In the listing, starting at the line with "background-tree [930,520,1010,670]" and ending at the line with "bottom-ornament-icon [431,1098,649,1142]", change "stat-row" to "stat-line" and give those lines again with nothing else altered.
-- begin MATERIAL SHOWN --
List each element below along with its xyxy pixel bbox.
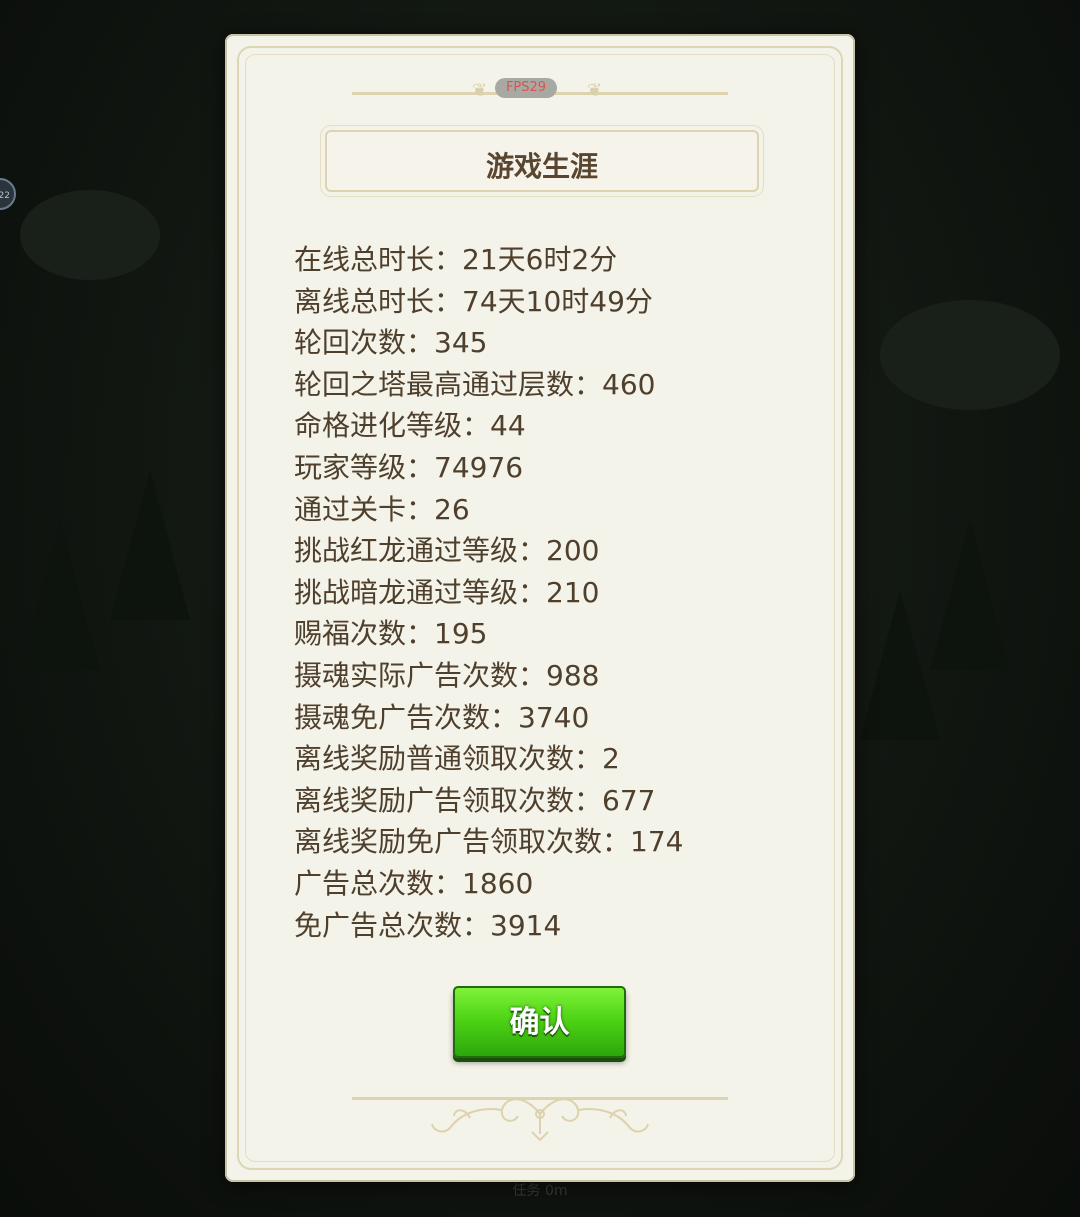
background-tree [930,520,1010,670]
stat-row: 离线奖励免广告领取次数：174 [294,825,684,859]
stat-row: 在线总时长：21天6时2分 [294,243,618,276]
stat-row: 轮回之塔最高通过层数：460 [294,367,656,401]
bottom-hint-text: 任务 0m [512,1183,568,1199]
stat-row: 命格进化等级：44 [294,409,526,443]
career-dialog: ❦ ❦ FPS29 游戏生涯 在线总时长：21天6时2分离线总时长：74天10时… [225,34,855,1182]
flourish-left-icon: ❦ [472,80,488,101]
bottom-ornament-icon [431,1098,649,1142]
stat-row: 通过关卡：26 [294,492,470,526]
background-tree [20,520,100,670]
background-tree [110,470,190,620]
stat-row: 广告总次数：1860 [294,866,534,900]
fps-counter: FPS29 [495,78,557,98]
stat-row: 轮回次数：345 [294,326,488,360]
stat-row: 挑战暗龙通过等级：210 [294,575,600,609]
title-banner: 游戏生涯 [325,130,759,192]
stat-row: 玩家等级：74976 [294,450,524,484]
confirm-button[interactable]: 确认 [453,986,626,1058]
stat-row: 免广告总次数：3914 [294,908,562,942]
stat-row: 摄魂实际广告次数：988 [294,658,600,692]
stat-row: 离线奖励广告领取次数：677 [294,783,656,817]
background-cloud [880,300,1060,410]
side-level-badge[interactable]: 22 [0,178,16,210]
stat-row: 赐福次数：195 [294,617,488,651]
flourish-right-icon: ❦ [587,80,603,101]
background-tree [860,590,940,740]
dialog-title: 游戏生涯 [485,150,598,183]
stat-row: 离线奖励普通领取次数：2 [294,742,620,776]
background-cloud [20,190,160,280]
stat-row: 摄魂免广告次数：3740 [294,700,590,734]
stat-row: 挑战红龙通过等级：200 [294,534,600,568]
stat-row: 离线总时长：74天10时49分 [294,284,653,318]
stats-list: 在线总时长：21天6时2分离线总时长：74天10时49分 轮回次数：345 轮回之塔… [294,239,683,946]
-- end MATERIAL SHOWN --
◆ **WRITTEN ANSWER**:
background-tree [930,520,1010,670]
stat-line: 离线奖励免广告领取次数：174 [294,825,684,859]
stat-line: 在线总时长：21天6时2分 [294,243,618,276]
stat-line: 轮回之塔最高通过层数：460 [294,367,656,401]
bottom-hint-text: 任务 0m [512,1183,568,1199]
stat-line: 命格进化等级：44 [294,409,526,443]
career-dialog: ❦ ❦ FPS29 游戏生涯 在线总时长：21天6时2分离线总时长：74天10时… [225,34,855,1182]
flourish-left-icon: ❦ [472,80,488,101]
bottom-ornament-icon [431,1098,649,1142]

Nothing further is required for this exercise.